EXERCISE:
Reproduce each of the following items word for word, keeping every line in its original order.
-- Start RECORDS FOR THIS TASK --
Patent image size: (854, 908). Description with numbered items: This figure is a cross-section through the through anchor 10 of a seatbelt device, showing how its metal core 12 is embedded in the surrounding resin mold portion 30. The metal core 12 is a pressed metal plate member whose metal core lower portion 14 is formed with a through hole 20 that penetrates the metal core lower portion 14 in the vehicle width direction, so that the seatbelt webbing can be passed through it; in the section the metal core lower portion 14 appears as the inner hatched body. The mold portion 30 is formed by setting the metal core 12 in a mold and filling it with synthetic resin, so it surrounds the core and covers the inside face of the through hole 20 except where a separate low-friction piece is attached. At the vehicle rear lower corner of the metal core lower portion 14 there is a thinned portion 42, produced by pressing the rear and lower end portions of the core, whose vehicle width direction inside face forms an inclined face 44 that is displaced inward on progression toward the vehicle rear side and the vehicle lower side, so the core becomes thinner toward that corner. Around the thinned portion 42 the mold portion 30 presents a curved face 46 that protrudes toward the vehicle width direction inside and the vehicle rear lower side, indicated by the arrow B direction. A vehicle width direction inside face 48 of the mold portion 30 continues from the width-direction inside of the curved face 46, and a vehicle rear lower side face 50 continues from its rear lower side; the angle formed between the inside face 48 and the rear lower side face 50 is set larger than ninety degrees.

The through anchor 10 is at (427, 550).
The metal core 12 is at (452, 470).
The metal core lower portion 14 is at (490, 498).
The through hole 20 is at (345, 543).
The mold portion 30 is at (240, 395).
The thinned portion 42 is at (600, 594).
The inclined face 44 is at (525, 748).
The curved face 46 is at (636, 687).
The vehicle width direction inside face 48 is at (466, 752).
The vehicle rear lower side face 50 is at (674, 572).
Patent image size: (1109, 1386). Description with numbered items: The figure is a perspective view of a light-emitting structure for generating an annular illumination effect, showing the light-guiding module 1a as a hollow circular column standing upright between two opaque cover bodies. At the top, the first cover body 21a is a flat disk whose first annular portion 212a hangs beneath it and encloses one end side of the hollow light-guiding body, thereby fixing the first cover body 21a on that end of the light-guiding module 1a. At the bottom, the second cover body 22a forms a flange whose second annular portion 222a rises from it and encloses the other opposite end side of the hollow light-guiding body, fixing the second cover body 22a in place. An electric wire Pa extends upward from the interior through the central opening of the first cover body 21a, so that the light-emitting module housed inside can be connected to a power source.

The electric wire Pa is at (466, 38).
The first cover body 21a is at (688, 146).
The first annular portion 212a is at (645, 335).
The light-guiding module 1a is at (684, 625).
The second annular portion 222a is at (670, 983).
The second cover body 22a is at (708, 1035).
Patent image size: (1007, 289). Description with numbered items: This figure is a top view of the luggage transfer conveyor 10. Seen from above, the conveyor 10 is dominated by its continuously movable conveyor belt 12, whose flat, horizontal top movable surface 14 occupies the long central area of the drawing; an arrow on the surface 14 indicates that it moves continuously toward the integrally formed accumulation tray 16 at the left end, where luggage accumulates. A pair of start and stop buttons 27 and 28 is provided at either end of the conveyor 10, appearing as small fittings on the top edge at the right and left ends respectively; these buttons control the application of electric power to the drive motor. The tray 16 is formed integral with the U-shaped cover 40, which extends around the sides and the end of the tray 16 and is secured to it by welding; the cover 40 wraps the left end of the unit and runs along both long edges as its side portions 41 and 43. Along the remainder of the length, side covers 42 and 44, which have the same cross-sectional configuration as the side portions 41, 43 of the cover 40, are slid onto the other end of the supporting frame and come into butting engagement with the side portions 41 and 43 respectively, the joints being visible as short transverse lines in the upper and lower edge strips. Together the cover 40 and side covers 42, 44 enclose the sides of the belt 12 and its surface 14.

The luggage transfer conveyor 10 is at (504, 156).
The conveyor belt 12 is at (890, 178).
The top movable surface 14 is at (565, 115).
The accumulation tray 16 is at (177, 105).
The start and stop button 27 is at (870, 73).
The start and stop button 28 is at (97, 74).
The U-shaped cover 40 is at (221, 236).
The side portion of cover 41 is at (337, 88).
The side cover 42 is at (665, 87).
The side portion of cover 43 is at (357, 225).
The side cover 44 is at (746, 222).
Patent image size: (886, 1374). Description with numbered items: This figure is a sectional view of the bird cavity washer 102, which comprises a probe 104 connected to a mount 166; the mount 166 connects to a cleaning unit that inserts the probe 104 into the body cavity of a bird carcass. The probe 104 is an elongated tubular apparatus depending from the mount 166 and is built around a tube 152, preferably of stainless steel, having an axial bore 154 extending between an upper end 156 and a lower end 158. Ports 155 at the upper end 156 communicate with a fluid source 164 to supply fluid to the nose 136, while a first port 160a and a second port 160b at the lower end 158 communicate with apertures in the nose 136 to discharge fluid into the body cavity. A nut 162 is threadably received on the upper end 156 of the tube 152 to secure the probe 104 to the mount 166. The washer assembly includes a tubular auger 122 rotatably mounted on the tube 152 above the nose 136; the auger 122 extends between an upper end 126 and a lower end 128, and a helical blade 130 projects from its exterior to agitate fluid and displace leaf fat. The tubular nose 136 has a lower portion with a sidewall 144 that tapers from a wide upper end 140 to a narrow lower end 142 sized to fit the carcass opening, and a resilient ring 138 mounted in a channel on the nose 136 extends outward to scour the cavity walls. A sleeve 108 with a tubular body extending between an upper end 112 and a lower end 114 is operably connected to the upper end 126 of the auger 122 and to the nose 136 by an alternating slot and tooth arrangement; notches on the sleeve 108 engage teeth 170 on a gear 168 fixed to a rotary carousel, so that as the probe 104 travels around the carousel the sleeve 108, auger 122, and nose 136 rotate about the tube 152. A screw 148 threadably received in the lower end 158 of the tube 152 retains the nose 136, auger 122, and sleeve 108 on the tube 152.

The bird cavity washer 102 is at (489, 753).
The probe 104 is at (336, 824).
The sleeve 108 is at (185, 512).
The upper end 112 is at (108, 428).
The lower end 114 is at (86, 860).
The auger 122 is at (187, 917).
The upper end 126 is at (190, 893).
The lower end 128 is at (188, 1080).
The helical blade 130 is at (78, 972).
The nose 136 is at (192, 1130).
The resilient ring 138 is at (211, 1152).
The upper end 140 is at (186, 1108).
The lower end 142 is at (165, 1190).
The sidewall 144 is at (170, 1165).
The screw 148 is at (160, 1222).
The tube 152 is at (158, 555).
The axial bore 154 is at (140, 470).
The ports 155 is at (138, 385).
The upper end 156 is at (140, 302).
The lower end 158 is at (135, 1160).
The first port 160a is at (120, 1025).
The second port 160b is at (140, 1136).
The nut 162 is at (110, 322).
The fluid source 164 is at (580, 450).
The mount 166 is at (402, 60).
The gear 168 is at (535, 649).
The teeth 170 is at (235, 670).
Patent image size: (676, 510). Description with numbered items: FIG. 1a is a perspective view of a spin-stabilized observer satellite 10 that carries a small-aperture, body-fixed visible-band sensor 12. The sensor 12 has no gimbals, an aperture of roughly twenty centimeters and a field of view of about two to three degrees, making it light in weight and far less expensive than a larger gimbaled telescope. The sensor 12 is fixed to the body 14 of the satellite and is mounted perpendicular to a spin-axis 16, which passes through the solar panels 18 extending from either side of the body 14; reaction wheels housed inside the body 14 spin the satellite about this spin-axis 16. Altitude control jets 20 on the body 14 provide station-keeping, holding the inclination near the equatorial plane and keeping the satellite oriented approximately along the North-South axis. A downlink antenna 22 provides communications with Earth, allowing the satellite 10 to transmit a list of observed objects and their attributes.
-- End RECORDS FOR THIS TASK --
CORRECT RESULT:
Patent image size: (854, 908). Description with numbered items: This figure is a cross-section through the through anchor 10 of a seatbelt device, showing how its metal core 12 is embedded in the surrounding resin mold portion 30. The metal core 12 is a pressed metal plate member whose metal core lower portion 14 is formed with a through hole 20 that penetrates the metal core lower portion 14 in the vehicle width direction, so that the seatbelt webbing can be passed through it; in the section the metal core lower portion 14 appears as the inner hatched body. The mold portion 30 is formed by setting the metal core 12 in a mold and filling it with synthetic resin, so it surrounds the core and covers the inside face of the through hole 20 except where a separate low-friction piece is attached. At the vehicle rear lower corner of the metal core lower portion 14 there is a thinned portion 42, produced by pressing the rear and lower end portions of the core, whose vehicle width direction inside face forms an inclined face 44 that is displaced inward on progression toward the vehicle rear side and the vehicle lower side, so the core becomes thinner toward that corner. Around the thinned portion 42 the mold portion 30 presents a curved face 46 that protrudes toward the vehicle width direction inside and the vehicle rear lower side, indicated by the arrow B direction. A vehicle width direction inside face 48 of the mold portion 30 continues from the width-direction inside of the curved face 46, and a vehicle rear lower side face 50 continues from its rear lower side; the angle formed between the inside face 48 and the rear lower side face 50 is set larger than ninety degrees.

The through anchor 10 is at (427, 550).
The metal core 12 is at (452, 470).
The metal core lower portion 14 is at (490, 498).
The through hole 20 is at (345, 543).
The mold portion 30 is at (240, 395).
The thinned portion 42 is at (600, 594).
The inclined face 44 is at (525, 748).
The curved face 46 is at (636, 687).
The vehicle width direction inside face 48 is at (466, 752).
The vehicle rear lower side face 50 is at (674, 572).
Patent image size: (1109, 1386). Description with numbered items: The figure is a perspective view of a light-emitting structure for generating an annular illumination effect, showing the light-guiding module 1a as a hollow circular column standing upright between two opaque cover bodies. At the top, the first cover body 21a is a flat disk whose first annular portion 212a hangs beneath it and encloses one end side of the hollow light-guiding body, thereby fixing the first cover body 21a on that end of the light-guiding module 1a. At the bottom, the second cover body 22a forms a flange whose second annular portion 222a rises from it and encloses the other opposite end side of the hollow light-guiding body, fixing the second cover body 22a in place. An electric wire Pa extends upward from the interior through the central opening of the first cover body 21a, so that the light-emitting module housed inside can be connected to a power source.

The electric wire Pa is at (466, 38).
The first cover body 21a is at (688, 146).
The first annular portion 212a is at (645, 335).
The light-guiding module 1a is at (684, 625).
The second annular portion 222a is at (670, 983).
The second cover body 22a is at (708, 1035).
Patent image size: (1007, 289). Description with numbered items: This figure is a top view of the luggage transfer conveyor 10. Seen from above, the conveyor 10 is dominated by its continuously movable conveyor belt 12, whose flat, horizontal top movable surface 14 occupies the long central area of the drawing; an arrow on the surface 14 indicates that it moves continuously toward the integrally formed accumulation tray 16 at the left end, where luggage accumulates. A pair of start and stop buttons 27 and 28 is provided at either end of the conveyor 10, appearing as small fittings on the top edge at the right and left ends respectively; these buttons control the application of electric power to the drive motor. The tray 16 is formed integral with the U-shaped cover 40, which extends around the sides and the end of the tray 16 and is secured to it by welding; the cover 40 wraps the left end of the unit and runs along both long edges as its side portions 41 and 43. Along the remainder of the length, side covers 42 and 44, which have the same cross-sectional configuration as the side portions 41, 43 of the cover 40, are slid onto the other end of the supporting frame and come into butting engagement with the side portions 41 and 43 respectively, the joints being visible as short transverse lines in the upper and lower edge strips. Together the cover 40 and side covers 42, 44 enclose the sides of the belt 12 and its surface 14.

The luggage transfer conveyor 10 is at (504, 156).
The conveyor belt 12 is at (890, 178).
The top movable surface 14 is at (565, 115).
The accumulation tray 16 is at (177, 105).
The start and stop button 27 is at (870, 73).
The start and stop button 28 is at (97, 74).
The U-shaped cover 40 is at (221, 236).
The side portion of cover 41 is at (337, 88).
The side cover 42 is at (665, 87).
The side portion of cover 43 is at (357, 225).
The side cover 44 is at (746, 222).
Patent image size: (886, 1374). Description with numbered items: This figure is a sectional view of the bird cavity washer 102, which comprises a probe 104 connected to a mount 166; the mount 166 connects to a cleaning unit that inserts the probe 104 into the body cavity of a bird carcass. The probe 104 is an elongated tubular apparatus depending from the mount 166 and is built around a tube 152, preferably of stainless steel, having an axial bore 154 extending between an upper end 156 and a lower end 158. Ports 155 at the upper end 156 communicate with a fluid source 164 to supply fluid to the nose 136, while a first port 160a and a second port 160b at the lower end 158 communicate with apertures in the nose 136 to discharge fluid into the body cavity. A nut 162 is threadably received on the upper end 156 of the tube 152 to secure the probe 104 to the mount 166. The washer assembly includes a tubular auger 122 rotatably mounted on the tube 152 above the nose 136; the auger 122 extends between an upper end 126 and a lower end 128, and a helical blade 130 projects from its exterior to agitate fluid and displace leaf fat. The tubular nose 136 has a lower portion with a sidewall 144 that tapers from a wide upper end 140 to a narrow lower end 142 sized to fit the carcass opening, and a resilient ring 138 mounted in a channel on the nose 136 extends outward to scour the cavity walls. A sleeve 108 with a tubular body extending between an upper end 112 and a lower end 114 is operably connected to the upper end 126 of the auger 122 and to the nose 136 by an alternating slot and tooth arrangement; notches on the sleeve 108 engage teeth 170 on a gear 168 fixed to a rotary carousel, so that as the probe 104 travels around the carousel the sleeve 108, auger 122, and nose 136 rotate about the tube 152. A screw 148 threadably received in the lower end 158 of the tube 152 retains the nose 136, auger 122, and sleeve 108 on the tube 152.

The bird cavity washer 102 is at (489, 753).
The probe 104 is at (336, 824).
The sleeve 108 is at (185, 512).
The upper end 112 is at (108, 428).
The lower end 114 is at (86, 860).
The auger 122 is at (187, 917).
The upper end 126 is at (190, 893).
The lower end 128 is at (188, 1080).
The helical blade 130 is at (78, 972).
The nose 136 is at (192, 1130).
The resilient ring 138 is at (211, 1152).
The upper end 140 is at (186, 1108).
The lower end 142 is at (165, 1190).
The sidewall 144 is at (170, 1165).
The screw 148 is at (160, 1222).
The tube 152 is at (158, 555).
The axial bore 154 is at (140, 470).
The ports 155 is at (138, 385).
The upper end 156 is at (140, 302).
The lower end 158 is at (135, 1160).
The first port 160a is at (120, 1025).
The second port 160b is at (140, 1136).
The nut 162 is at (110, 322).
The fluid source 164 is at (580, 450).
The mount 166 is at (402, 60).
The gear 168 is at (535, 649).
The teeth 170 is at (235, 670).
Patent image size: (676, 510). Description with numbered items: FIG. 1a is a perspective view of a spin-stabilized observer satellite 10 that carries a small-aperture, body-fixed visible-band sensor 12. The sensor 12 has no gimbals, an aperture of roughly twenty centimeters and a field of view of about two to three degrees, making it light in weight and far less expensive than a larger gimbaled telescope. The sensor 12 is fixed to the body 14 of the satellite and is mounted perpendicular to a spin-axis 16, which passes through the solar panels 18 extending from either side of the body 14; reaction wheels housed inside the body 14 spin the satellite about this spin-axis 16. Altitude control jets 20 on the body 14 provide station-keeping, holding the inclination near the equatorial plane and keeping the satellite oriented approximately along the North-South axis. A downlink antenna 22 provides communications with Earth, allowing the satellite 10 to transmit a list of observed objects and their attributes.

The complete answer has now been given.